> What you are asked to do: Tally every line of the listing below that holds "name", then give the tally alone.

> Supplied material:

+---+

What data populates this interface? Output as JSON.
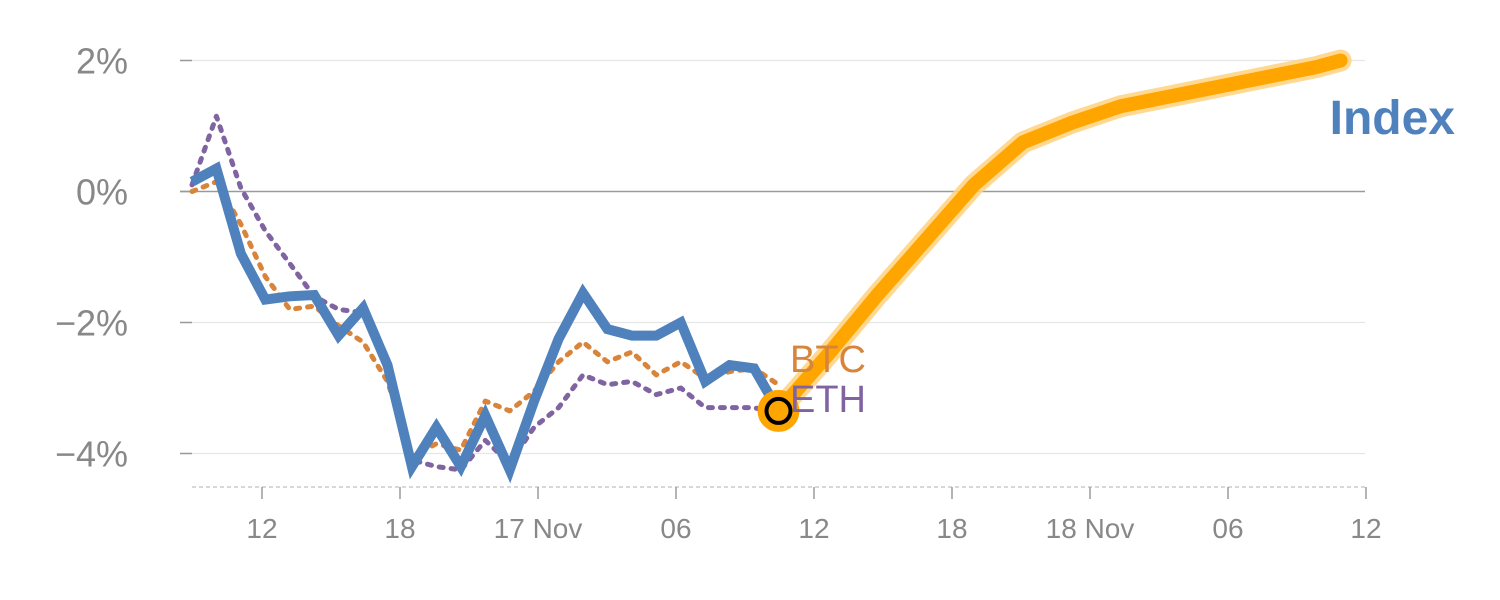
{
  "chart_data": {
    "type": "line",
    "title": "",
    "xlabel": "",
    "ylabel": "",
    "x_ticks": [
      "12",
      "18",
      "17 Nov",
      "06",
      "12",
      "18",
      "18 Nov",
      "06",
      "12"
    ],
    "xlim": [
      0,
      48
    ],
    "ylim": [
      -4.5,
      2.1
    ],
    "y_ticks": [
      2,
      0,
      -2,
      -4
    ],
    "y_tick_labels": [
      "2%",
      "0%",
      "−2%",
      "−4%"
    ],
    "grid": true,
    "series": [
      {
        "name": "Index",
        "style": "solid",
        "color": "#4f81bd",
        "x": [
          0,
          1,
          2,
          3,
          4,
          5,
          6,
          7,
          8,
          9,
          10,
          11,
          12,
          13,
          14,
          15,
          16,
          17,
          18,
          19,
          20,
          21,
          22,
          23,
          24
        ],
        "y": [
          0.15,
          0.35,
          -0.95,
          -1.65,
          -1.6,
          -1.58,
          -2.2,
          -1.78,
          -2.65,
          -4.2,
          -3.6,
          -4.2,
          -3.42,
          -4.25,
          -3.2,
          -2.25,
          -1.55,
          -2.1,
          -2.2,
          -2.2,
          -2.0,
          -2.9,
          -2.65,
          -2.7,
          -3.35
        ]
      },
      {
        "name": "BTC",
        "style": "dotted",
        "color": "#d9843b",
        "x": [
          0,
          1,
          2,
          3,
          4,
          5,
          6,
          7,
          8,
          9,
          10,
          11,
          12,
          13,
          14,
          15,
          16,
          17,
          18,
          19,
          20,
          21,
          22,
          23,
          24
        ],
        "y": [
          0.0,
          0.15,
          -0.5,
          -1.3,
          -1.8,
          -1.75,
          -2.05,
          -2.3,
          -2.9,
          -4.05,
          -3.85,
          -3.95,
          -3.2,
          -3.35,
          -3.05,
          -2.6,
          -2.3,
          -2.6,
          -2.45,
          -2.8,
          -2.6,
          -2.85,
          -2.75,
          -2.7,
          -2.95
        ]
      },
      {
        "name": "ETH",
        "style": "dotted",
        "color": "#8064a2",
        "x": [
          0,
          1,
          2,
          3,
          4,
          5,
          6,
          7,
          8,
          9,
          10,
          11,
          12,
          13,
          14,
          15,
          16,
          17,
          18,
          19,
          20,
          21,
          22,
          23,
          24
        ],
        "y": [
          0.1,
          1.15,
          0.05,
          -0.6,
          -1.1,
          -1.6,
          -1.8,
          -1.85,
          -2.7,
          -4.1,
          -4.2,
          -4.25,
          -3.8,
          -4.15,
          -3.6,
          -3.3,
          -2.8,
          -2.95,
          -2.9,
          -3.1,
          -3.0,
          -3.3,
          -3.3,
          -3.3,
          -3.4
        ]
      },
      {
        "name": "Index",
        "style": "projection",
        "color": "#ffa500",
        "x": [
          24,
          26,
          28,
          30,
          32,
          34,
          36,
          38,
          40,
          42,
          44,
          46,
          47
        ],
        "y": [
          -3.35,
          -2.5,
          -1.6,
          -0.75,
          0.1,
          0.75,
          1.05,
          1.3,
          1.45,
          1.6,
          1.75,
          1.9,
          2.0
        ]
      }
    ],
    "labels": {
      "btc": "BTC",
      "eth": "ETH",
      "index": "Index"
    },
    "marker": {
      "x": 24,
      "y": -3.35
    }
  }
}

+---+

> Written answer: 4